= Set exercise =
Take every line where the string "text" appears and copy it.

(Data excerpts)
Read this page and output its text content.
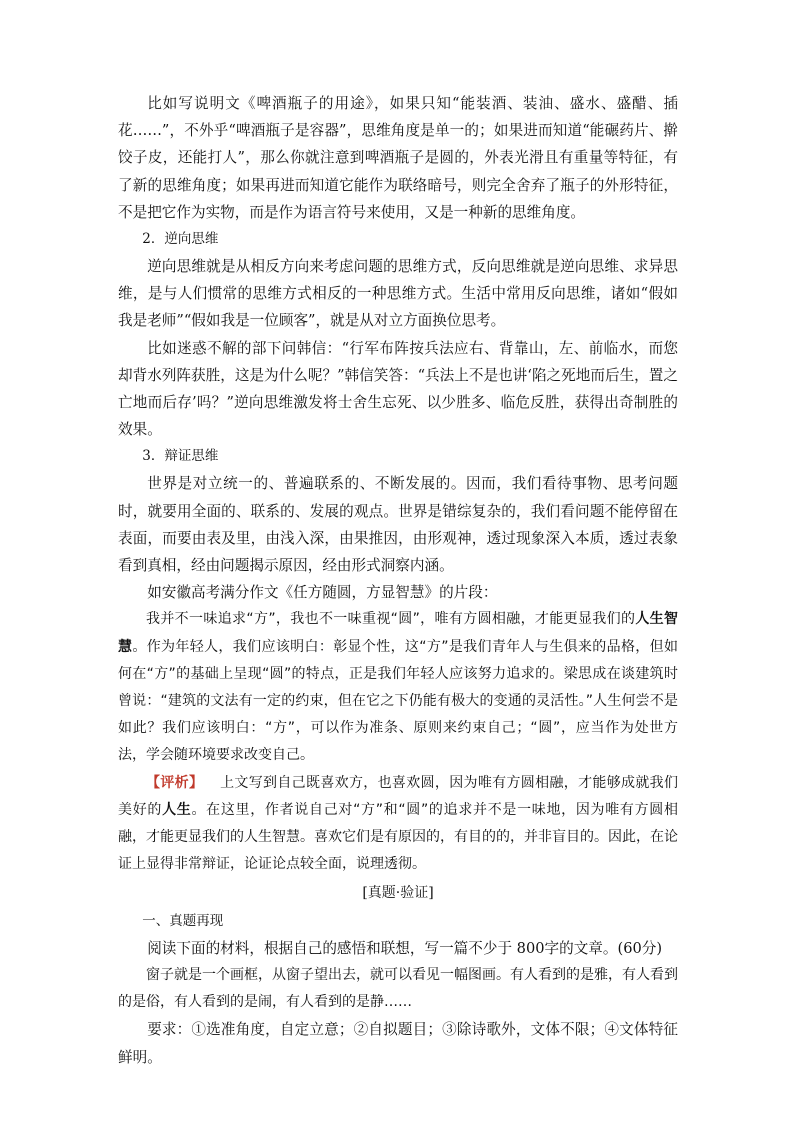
比如写说明文《啤酒瓶子的用途》，如果只知“能装酒、装油、盛水、盛醋、插花……”，不外乎“啤酒瓶子是容器”，思维角度是单一的；如果进而知道“能碾药片、擀饺子皮，还能打人”，那么你就注意到啤酒瓶子是圆的，外表光滑且有重量等特征，有了新的思维角度；如果再进而知道它能作为联络暗号，则完全舍弃了瓶子的外形特征，不是把它作为实物，而是作为语言符号来使用，又是一种新的思维角度。

2．逆向思维

逆向思维就是从相反方向来考虑问题的思维方式，反向思维就是逆向思维、求异思维，是与人们惯常的思维方式相反的一种思维方式。生活中常用反向思维，诸如“假如我是老师”“假如我是一位顾客”，就是从对立方面换位思考。

比如迷惑不解的部下问韩信：“行军布阵按兵法应右、背靠山，左、前临水，而您却背水列阵获胜，这是为什么呢？”韩信笑答：“兵法上不是也讲‘陷之死地而后生，置之亡地而后存’吗？”逆向思维激发将士舍生忘死、以少胜多、临危反胜，获得出奇制胜的效果。

3．辩证思维

世界是对立统一的、普遍联系的、不断发展的。因而，我们看待事物、思考问题时，就要用全面的、联系的、发展的观点。世界是错综复杂的，我们看问题不能停留在表面，而要由表及里，由浅入深，由果推因，由形观神，透过现象深入本质，透过表象看到真相，经由问题揭示原因，经由形式洞察内涵。

如安徽高考满分作文《任方随圆，方显智慧》的片段：

我并不一味追求“方”，我也不一味重视“圆”，唯有方圆相融，才能更显我们的人生智慧。作为年轻人，我们应该明白：彰显个性，这“方”是我们青年人与生俱来的品格，但如何在“方”的基础上呈现“圆”的特点，正是我们年轻人应该努力追求的。梁思成在谈建筑时曾说：“建筑的文法有一定的约束，但在它之下仍能有极大的变通的灵活性。”人生何尝不是如此？我们应该明白：“方”，可以作为准条、原则来约束自己；“圆”，应当作为处世方法，学会随环境要求改变自己。

【评析】 上文写到自己既喜欢方，也喜欢圆，因为唯有方圆相融，才能够成就我们美好的人生。在这里，作者说自己对“方”和“圆”的追求并不是一味地，因为唯有方圆相融，才能更显我们的人生智慧。喜欢它们是有原因的，有目的的，并非盲目的。因此，在论证上显得非常辩证，论证论点较全面，说理透彻。

[真题·验证]

一、真题再现

阅读下面的材料，根据自己的感悟和联想，写一篇不少于 800字的文章。(60分)

窗子就是一个画框，从窗子望出去，就可以看见一幅图画。有人看到的是雅，有人看到的是俗，有人看到的是闹，有人看到的是静……

要求：①选准角度，自定立意；②自拟题目；③除诗歌外，文体不限；④文体特征鲜明。
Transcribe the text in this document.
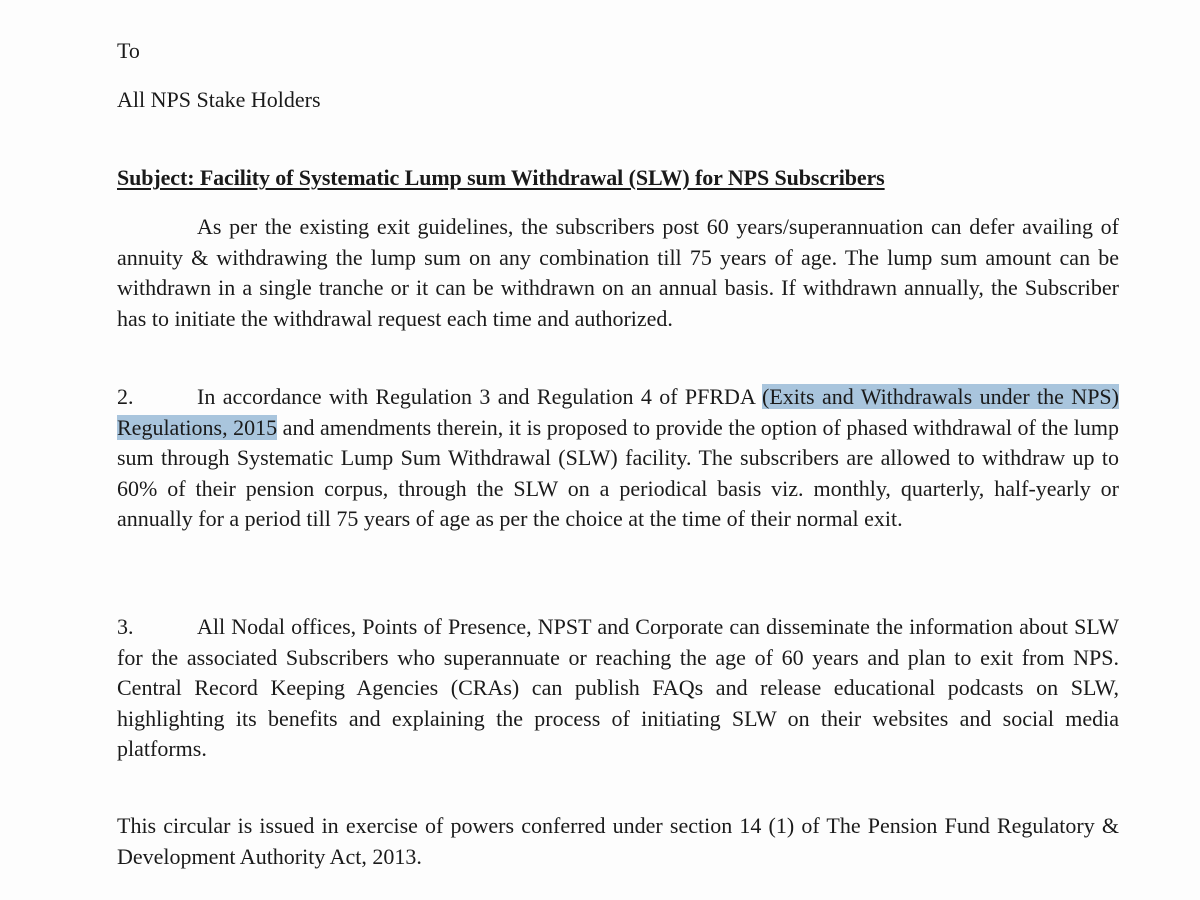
To
All NPS Stake Holders
Subject: Facility of Systematic Lump sum Withdrawal (SLW) for NPS Subscribers
As per the existing exit guidelines, the subscribers post 60 years/superannuation can defer availing of annuity & withdrawing the lump sum on any combination till 75 years of age. The lump sum amount can be withdrawn in a single tranche or it can be withdrawn on an annual basis. If withdrawn annually, the Subscriber has to initiate the withdrawal request each time and authorized.
2.	In accordance with Regulation 3 and Regulation 4 of PFRDA (Exits and Withdrawals under the NPS) Regulations, 2015 and amendments therein, it is proposed to provide the option of phased withdrawal of the lump sum through Systematic Lump Sum Withdrawal (SLW) facility. The subscribers are allowed to withdraw up to 60% of their pension corpus, through the SLW on a periodical basis viz. monthly, quarterly, half-yearly or annually for a period till 75 years of age as per the choice at the time of their normal exit.
3.	All Nodal offices, Points of Presence, NPST and Corporate can disseminate the information about SLW for the associated Subscribers who superannuate or reaching the age of 60 years and plan to exit from NPS. Central Record Keeping Agencies (CRAs) can publish FAQs and release educational podcasts on SLW, highlighting its benefits and explaining the process of initiating SLW on their websites and social media platforms.
This circular is issued in exercise of powers conferred under section 14 (1) of The Pension Fund Regulatory & Development Authority Act, 2013.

= Exercise result =
Read this page and output its text content.
Transcribe the text in this document.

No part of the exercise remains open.